Stored data entries:
## start
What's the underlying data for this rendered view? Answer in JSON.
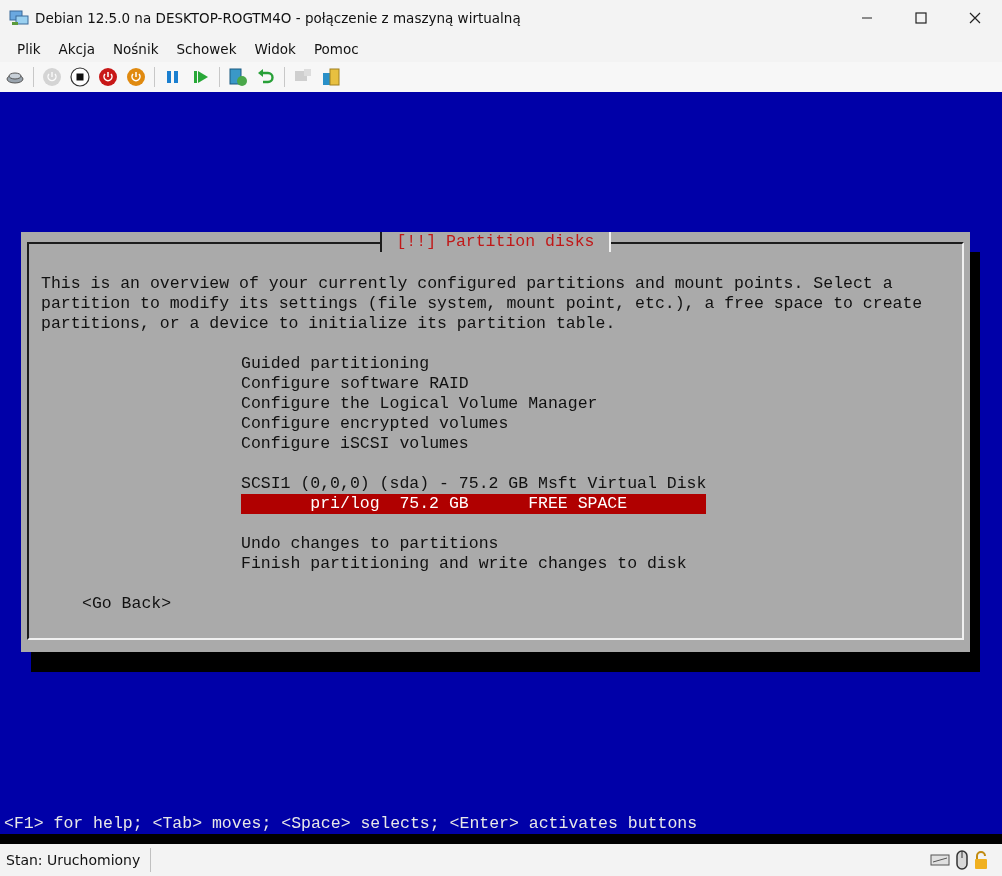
{
  "window": {
    "title": "Debian 12.5.0 na DESKTOP-ROGTM4O - połączenie z maszyną wirtualną"
  },
  "menu": [
    "Plik",
    "Akcja",
    "Nośnik",
    "Schowek",
    "Widok",
    "Pomoc"
  ],
  "toolbar": [
    {
      "kind": "ctrl-alt-del",
      "disabled": false
    },
    {
      "kind": "sep"
    },
    {
      "kind": "start",
      "disabled": true
    },
    {
      "kind": "turn-off",
      "disabled": false
    },
    {
      "kind": "shut-down",
      "disabled": false
    },
    {
      "kind": "save",
      "disabled": false
    },
    {
      "kind": "sep"
    },
    {
      "kind": "pause",
      "disabled": false
    },
    {
      "kind": "reset",
      "disabled": false
    },
    {
      "kind": "sep"
    },
    {
      "kind": "checkpoint",
      "disabled": false
    },
    {
      "kind": "revert",
      "disabled": false
    },
    {
      "kind": "sep"
    },
    {
      "kind": "enhanced",
      "disabled": true
    },
    {
      "kind": "share",
      "disabled": false
    }
  ],
  "dialog": {
    "title": "[!!] Partition disks",
    "text": "This is an overview of your currently configured partitions and mount points. Select a partition to modify its settings (file system, mount point, etc.), a free space to create partitions, or a device to initialize its partition table.",
    "groups": [
      [
        {
          "kind": "action",
          "label": "Guided partitioning",
          "selected": false
        },
        {
          "kind": "action",
          "label": "Configure software RAID",
          "selected": false
        },
        {
          "kind": "action",
          "label": "Configure the Logical Volume Manager",
          "selected": false
        },
        {
          "kind": "action",
          "label": "Configure encrypted volumes",
          "selected": false
        },
        {
          "kind": "action",
          "label": "Configure iSCSI volumes",
          "selected": false
        }
      ],
      [
        {
          "kind": "disk",
          "label": "SCSI1 (0,0,0) (sda) - 75.2 GB Msft Virtual Disk",
          "selected": false
        },
        {
          "kind": "partition",
          "label": "pri/log  75.2 GB      FREE SPACE",
          "selected": true
        }
      ],
      [
        {
          "kind": "action",
          "label": "Undo changes to partitions",
          "selected": false
        },
        {
          "kind": "action",
          "label": "Finish partitioning and write changes to disk",
          "selected": false
        }
      ]
    ],
    "button": "<Go Back>"
  },
  "help_line": "<F1> for help; <Tab> moves; <Space> selects; <Enter> activates buttons",
  "status_bar": {
    "status": "Stan: Uruchomiony"
  }
}
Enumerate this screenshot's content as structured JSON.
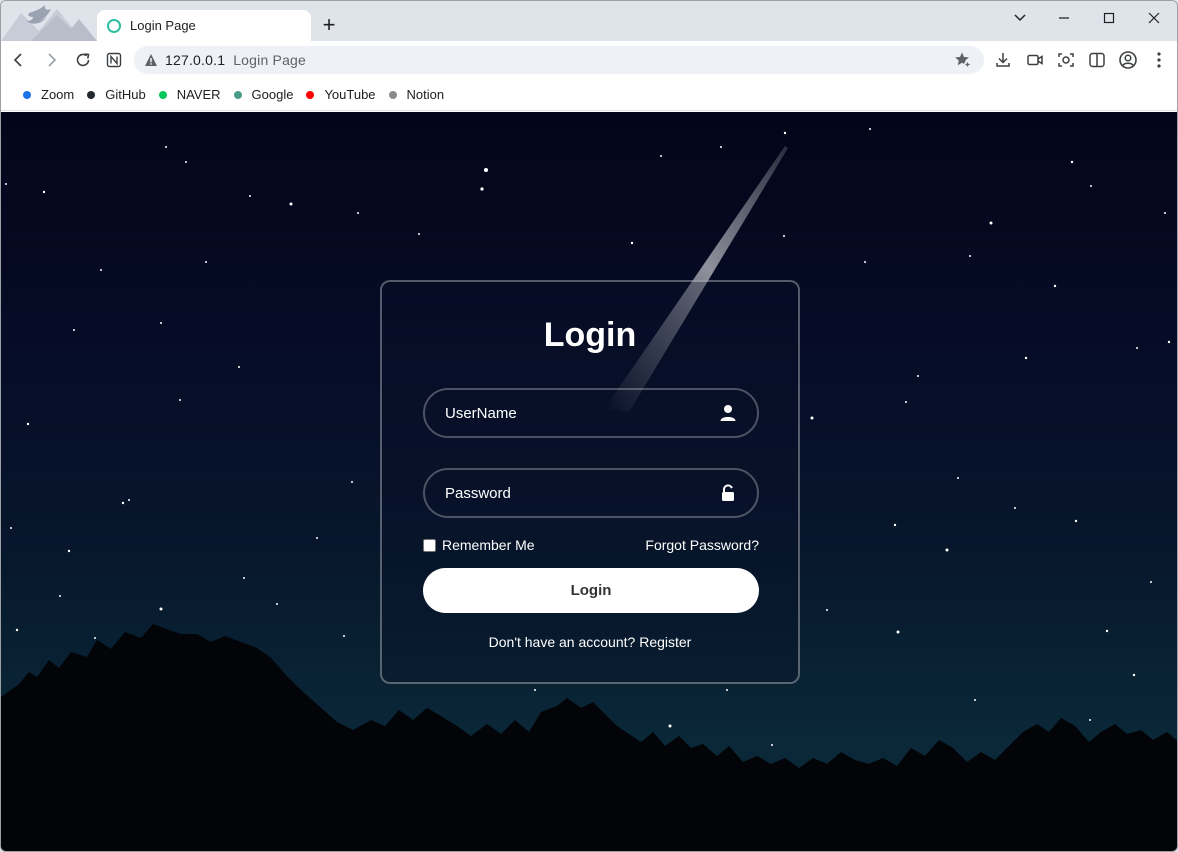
{
  "browser": {
    "tab_title": "Login Page",
    "new_tab_symbol": "+",
    "address_host": "127.0.0.1",
    "address_title": "Login Page",
    "address_icon": "warning-triangle-icon",
    "bookmarks": [
      {
        "label": "Zoom",
        "color": "#1a73e8"
      },
      {
        "label": "GitHub",
        "color": "#24292f"
      },
      {
        "label": "NAVER",
        "color": "#03c75a"
      },
      {
        "label": "Google",
        "color": "#4a9c8a"
      },
      {
        "label": "YouTube",
        "color": "#ff0000"
      },
      {
        "label": "Notion",
        "color": "#8a8a8a"
      }
    ]
  },
  "login": {
    "title": "Login",
    "username_placeholder": "UserName",
    "password_placeholder": "Password",
    "username_icon": "user-icon",
    "password_icon": "lock-icon",
    "remember_label": "Remember Me",
    "forgot_label": "Forgot Password?",
    "button_label": "Login",
    "register_prefix": "Don't have an account?",
    "register_link": "Register"
  },
  "colors": {
    "sky_top": "#03061a",
    "sky_bottom": "#0b2a36",
    "accent_white": "#ffffff"
  }
}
## end
WORK INSTRUCTIONS: Omit the pictures. Output every record above word for word.

REPLY:
What's the underlying data for this rendered view? Answer in JSON.
{
  "window": {
    "title": "Debian 12.5.0 na DESKTOP-ROGTM4O - połączenie z maszyną wirtualną"
  },
  "menu": [
    "Plik",
    "Akcja",
    "Nośnik",
    "Schowek",
    "Widok",
    "Pomoc"
  ],
  "toolbar": [
    {
      "kind": "ctrl-alt-del",
      "disabled": false
    },
    {
      "kind": "sep"
    },
    {
      "kind": "start",
      "disabled": true
    },
    {
      "kind": "turn-off",
      "disabled": false
    },
    {
      "kind": "shut-down",
      "disabled": false
    },
    {
      "kind": "save",
      "disabled": false
    },
    {
      "kind": "sep"
    },
    {
      "kind": "pause",
      "disabled": false
    },
    {
      "kind": "reset",
      "disabled": false
    },
    {
      "kind": "sep"
    },
    {
      "kind": "checkpoint",
      "disabled": false
    },
    {
      "kind": "revert",
      "disabled": false
    },
    {
      "kind": "sep"
    },
    {
      "kind": "enhanced",
      "disabled": true
    },
    {
      "kind": "share",
      "disabled": false
    }
  ],
  "dialog": {
    "title": "[!!] Partition disks",
    "text": "This is an overview of your currently configured partitions and mount points. Select a partition to modify its settings (file system, mount point, etc.), a free space to create partitions, or a device to initialize its partition table.",
    "groups": [
      [
        {
          "kind": "action",
          "label": "Guided partitioning",
          "selected": false
        },
        {
          "kind": "action",
          "label": "Configure software RAID",
          "selected": false
        },
        {
          "kind": "action",
          "label": "Configure the Logical Volume Manager",
          "selected": false
        },
        {
          "kind": "action",
          "label": "Configure encrypted volumes",
          "selected": false
        },
        {
          "kind": "action",
          "label": "Configure iSCSI volumes",
          "selected": false
        }
      ],
      [
        {
          "kind": "disk",
          "label": "SCSI1 (0,0,0) (sda) - 75.2 GB Msft Virtual Disk",
          "selected": false
        },
        {
          "kind": "partition",
          "label": "pri/log  75.2 GB      FREE SPACE",
          "selected": true
        }
      ],
      [
        {
          "kind": "action",
          "label": "Undo changes to partitions",
          "selected": false
        },
        {
          "kind": "action",
          "label": "Finish partitioning and write changes to disk",
          "selected": false
        }
      ]
    ],
    "button": "<Go Back>"
  },
  "help_line": "<F1> for help; <Tab> moves; <Space> selects; <Enter> activates buttons",
  "status_bar": {
    "status": "Stan: Uruchomiony"
  }
}
Enumerate this screenshot's content as structured JSON.
{
  "browser": {
    "tab_title": "Login Page",
    "new_tab_symbol": "+",
    "address_host": "127.0.0.1",
    "address_title": "Login Page",
    "address_icon": "warning-triangle-icon",
    "bookmarks": [
      {
        "label": "Zoom",
        "color": "#1a73e8"
      },
      {
        "label": "GitHub",
        "color": "#24292f"
      },
      {
        "label": "NAVER",
        "color": "#03c75a"
      },
      {
        "label": "Google",
        "color": "#4a9c8a"
      },
      {
        "label": "YouTube",
        "color": "#ff0000"
      },
      {
        "label": "Notion",
        "color": "#8a8a8a"
      }
    ]
  },
  "login": {
    "title": "Login",
    "username_placeholder": "UserName",
    "password_placeholder": "Password",
    "username_icon": "user-icon",
    "password_icon": "lock-icon",
    "remember_label": "Remember Me",
    "forgot_label": "Forgot Password?",
    "button_label": "Login",
    "register_prefix": "Don't have an account?",
    "register_link": "Register"
  },
  "colors": {
    "sky_top": "#03061a",
    "sky_bottom": "#0b2a36",
    "accent_white": "#ffffff"
  }
}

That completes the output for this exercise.